- _EXERCÍCIO BREVE A_: Diga se cada afirmação está de acordo com o trecho sobre a circumnavegação da verdade. Responda sim ou não e cite as palavras exatas do trecho que o decidem. (i) A circumnavegação da verdade atingiu recentemente o seu auge no discurso político português. (ii) Essa corrente artística encontra-se em plena expansão. (iii) A liderança que temos tido é descrita como forte.

- _TRECHO DE TEXTO_:
◇ ◇ ◇ ◇ ◇

Quais os últimos progressos feitos na circumnavegação da verdade?
A circumnavegação da verdade é uma arte que atingiu recentemente o seu auge no discurso político Português. Neste momento, como a realidade nos aparece incontornável e já não há contorcionismos políticos que nos consigam surpreender, podemos inferir que esta corrente artística entrou, senão em decadência, pelo menos num período de estagnação. De facto, tornou-se evidente que só uma definição séria de estratégias de desenvolvimento económico e social poderá substituir a liderança decadente que temos tido. Parece haver um reflexo desta evidência na performance dramática do governo actual...

Quais as qualidades dos defeitos?

◇ ◇ ◇ ◇ ◇

- _LINHAS GUARDADAS_:
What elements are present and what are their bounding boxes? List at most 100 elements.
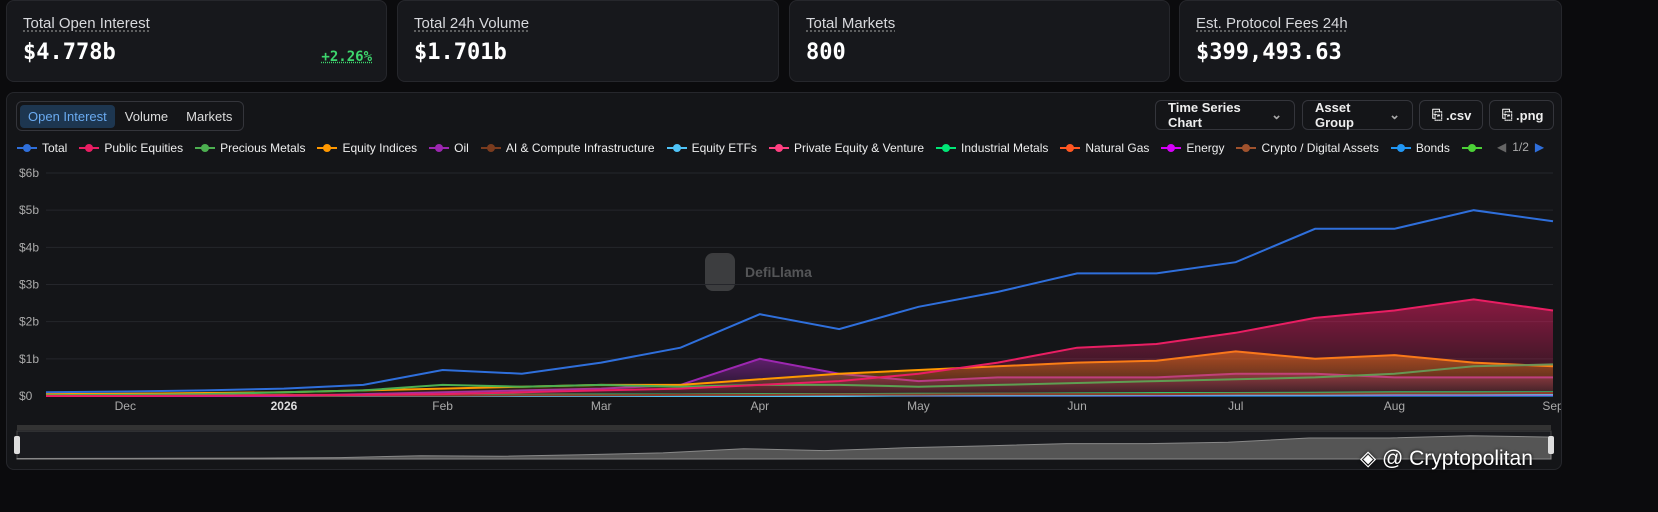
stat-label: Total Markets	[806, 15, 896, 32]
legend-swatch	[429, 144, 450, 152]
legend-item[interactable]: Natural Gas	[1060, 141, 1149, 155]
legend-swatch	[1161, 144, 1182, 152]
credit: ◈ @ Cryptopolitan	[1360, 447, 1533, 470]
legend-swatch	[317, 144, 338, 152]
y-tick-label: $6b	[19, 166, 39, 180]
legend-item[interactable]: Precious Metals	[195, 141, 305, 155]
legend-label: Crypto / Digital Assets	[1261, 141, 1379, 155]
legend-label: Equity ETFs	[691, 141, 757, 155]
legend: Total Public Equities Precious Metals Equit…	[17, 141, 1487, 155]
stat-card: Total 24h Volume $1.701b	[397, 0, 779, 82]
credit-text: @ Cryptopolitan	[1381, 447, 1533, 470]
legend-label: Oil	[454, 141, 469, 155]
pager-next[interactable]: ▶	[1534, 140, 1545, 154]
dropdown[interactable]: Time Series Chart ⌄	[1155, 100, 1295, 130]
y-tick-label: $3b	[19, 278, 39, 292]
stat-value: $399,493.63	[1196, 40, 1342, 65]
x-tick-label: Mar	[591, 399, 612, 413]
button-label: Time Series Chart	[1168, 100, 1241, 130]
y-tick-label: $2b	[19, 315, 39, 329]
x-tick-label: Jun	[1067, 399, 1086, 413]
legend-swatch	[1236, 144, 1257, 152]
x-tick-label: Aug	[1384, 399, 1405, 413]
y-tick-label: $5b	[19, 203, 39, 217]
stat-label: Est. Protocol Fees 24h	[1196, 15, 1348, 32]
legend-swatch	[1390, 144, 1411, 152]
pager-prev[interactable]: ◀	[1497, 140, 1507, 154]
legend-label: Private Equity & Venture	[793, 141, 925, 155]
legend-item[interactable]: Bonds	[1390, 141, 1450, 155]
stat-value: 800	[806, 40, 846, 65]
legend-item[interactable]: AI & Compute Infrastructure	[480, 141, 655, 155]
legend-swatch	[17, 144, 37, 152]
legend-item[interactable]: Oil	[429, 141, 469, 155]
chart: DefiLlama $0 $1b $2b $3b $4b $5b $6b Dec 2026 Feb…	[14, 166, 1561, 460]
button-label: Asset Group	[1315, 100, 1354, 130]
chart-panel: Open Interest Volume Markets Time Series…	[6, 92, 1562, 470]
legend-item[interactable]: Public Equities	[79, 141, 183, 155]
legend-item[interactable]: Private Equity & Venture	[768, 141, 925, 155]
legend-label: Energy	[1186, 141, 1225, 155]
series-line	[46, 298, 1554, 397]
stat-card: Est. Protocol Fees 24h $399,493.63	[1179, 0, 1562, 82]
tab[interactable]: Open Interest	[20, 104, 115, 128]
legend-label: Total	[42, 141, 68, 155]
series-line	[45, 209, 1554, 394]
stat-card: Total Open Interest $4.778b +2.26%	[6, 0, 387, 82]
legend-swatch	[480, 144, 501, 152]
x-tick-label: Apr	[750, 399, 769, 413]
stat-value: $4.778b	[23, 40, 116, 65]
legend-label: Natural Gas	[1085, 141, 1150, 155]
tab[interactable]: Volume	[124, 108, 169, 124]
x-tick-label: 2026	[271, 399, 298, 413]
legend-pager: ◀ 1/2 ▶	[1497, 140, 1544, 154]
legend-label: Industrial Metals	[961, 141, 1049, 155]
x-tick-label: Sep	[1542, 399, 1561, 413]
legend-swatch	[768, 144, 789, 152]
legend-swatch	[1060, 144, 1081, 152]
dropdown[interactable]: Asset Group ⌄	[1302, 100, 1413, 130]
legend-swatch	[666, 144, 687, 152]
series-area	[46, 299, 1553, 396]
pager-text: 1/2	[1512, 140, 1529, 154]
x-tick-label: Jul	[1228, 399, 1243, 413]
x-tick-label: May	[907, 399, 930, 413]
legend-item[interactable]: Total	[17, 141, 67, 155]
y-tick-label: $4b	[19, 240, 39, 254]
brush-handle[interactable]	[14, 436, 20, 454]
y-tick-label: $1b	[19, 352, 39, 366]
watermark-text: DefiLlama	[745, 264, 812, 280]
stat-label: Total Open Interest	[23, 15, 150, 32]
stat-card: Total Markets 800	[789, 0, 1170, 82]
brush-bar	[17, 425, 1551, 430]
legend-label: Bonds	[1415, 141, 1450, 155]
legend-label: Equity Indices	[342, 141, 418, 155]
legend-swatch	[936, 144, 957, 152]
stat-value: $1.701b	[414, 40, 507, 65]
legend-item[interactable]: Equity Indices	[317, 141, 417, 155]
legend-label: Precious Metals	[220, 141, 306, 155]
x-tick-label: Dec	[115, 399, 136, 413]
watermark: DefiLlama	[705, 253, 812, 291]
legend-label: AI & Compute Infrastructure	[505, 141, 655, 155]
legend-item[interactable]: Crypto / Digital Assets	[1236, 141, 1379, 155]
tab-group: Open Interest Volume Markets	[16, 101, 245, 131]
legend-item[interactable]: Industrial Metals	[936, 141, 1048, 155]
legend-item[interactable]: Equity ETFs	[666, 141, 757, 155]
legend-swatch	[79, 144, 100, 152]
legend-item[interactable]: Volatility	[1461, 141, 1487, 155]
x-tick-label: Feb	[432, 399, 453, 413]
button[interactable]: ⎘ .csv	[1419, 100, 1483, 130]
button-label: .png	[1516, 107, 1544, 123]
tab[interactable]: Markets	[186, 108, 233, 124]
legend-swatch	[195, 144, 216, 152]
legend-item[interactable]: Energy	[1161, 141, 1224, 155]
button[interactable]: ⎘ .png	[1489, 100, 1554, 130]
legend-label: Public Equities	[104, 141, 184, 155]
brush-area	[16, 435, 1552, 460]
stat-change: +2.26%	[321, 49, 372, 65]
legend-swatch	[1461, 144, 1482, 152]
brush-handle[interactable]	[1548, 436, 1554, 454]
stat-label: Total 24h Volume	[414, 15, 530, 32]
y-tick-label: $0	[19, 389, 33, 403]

◇ ◇ ◇ ◇ ◇

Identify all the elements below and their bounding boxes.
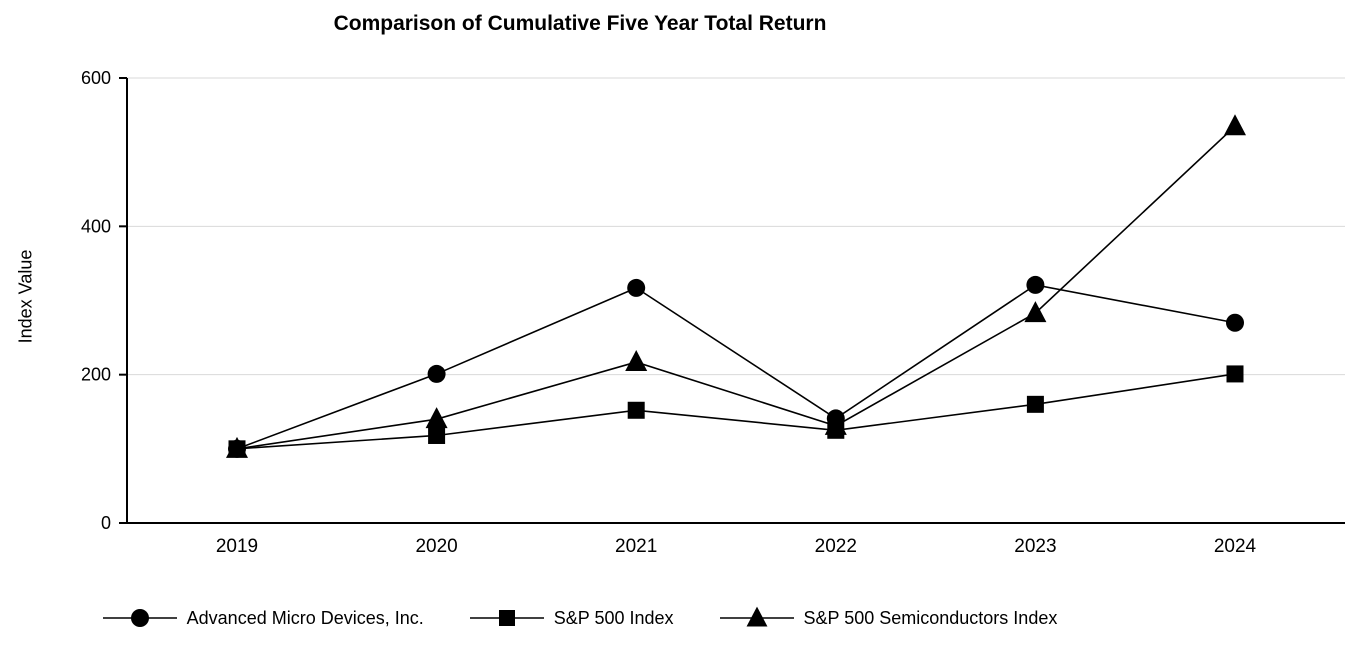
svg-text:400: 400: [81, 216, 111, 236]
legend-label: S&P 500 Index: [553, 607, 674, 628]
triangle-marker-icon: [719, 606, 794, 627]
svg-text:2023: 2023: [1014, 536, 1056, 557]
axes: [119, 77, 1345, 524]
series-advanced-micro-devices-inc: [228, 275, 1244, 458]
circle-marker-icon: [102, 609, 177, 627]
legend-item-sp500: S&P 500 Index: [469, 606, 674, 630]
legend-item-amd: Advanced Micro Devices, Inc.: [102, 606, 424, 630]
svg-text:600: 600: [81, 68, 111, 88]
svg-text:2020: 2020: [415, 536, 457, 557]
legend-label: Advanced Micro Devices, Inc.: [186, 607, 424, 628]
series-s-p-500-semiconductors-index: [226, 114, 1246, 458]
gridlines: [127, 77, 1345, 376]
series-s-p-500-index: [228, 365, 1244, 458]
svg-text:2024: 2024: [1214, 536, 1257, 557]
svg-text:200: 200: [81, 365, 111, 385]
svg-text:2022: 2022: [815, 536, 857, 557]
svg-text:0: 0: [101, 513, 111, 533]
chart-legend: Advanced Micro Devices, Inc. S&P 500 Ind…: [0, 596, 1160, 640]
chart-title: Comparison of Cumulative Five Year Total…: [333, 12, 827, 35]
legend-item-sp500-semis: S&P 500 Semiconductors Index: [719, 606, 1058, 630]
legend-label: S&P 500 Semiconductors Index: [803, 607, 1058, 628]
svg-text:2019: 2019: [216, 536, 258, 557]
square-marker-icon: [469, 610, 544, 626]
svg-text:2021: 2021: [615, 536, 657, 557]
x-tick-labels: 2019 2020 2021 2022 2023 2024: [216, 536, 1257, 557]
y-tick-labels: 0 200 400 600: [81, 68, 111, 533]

◇ ◇ ◇ ◇ ◇

- _EXERCÍCIO BREVE B_: Apresente como tabela Markdown, com as colunas n e Linha, as linhas do primeiro bloco de linhas guardadas, desde a que contém "15, 896, 32]" até à que contém "legend: Total Public", ambas incluídas. Deixe de fora as linhas em branco.

- _RESOLUÇÃO COMENTADA A_:
(i) Sim: «atingiu recentemente o seu auge no discurso político Português».
(ii) Não: «entrou, senão em decadência, pelo menos num período de estagnação».
(iii) Não: «a liderança decadente que temos tido».

- _RESOLUÇÃO COMENTADA B_:
| n | Linha |
|---|---|
| 1 | stat-label: Total Markets	[806, 15, 896, 32] |
| 2 | legend-swatch	[429, 144, 450, 152] |
| 3 | legend-item[interactable]: Natural Gas	[1060, 141, 1149, 155] |
| 4 | legend-swatch	[1161, 144, 1182, 152] |
| 5 | credit: ◈ @ Cryptopolitan	[1360, 447, 1533, 470] |
| 6 | legend-swatch	[317, 144, 338, 152] |
| 7 | y-tick-label: $6b	[19, 166, 39, 180] |
| 8 | legend-item[interactable]: Precious Metals	[195, 141, 305, 155] |
| 9 | legend-label: Crypto / Digital Assets	[1261, 141, 1379, 155] |
| 10 | legend-label: Equity ETFs	[691, 141, 757, 155] |
| 11 | legend: Total Public Equities Precious Metals Equit…	[17, 141, 1487, 155] |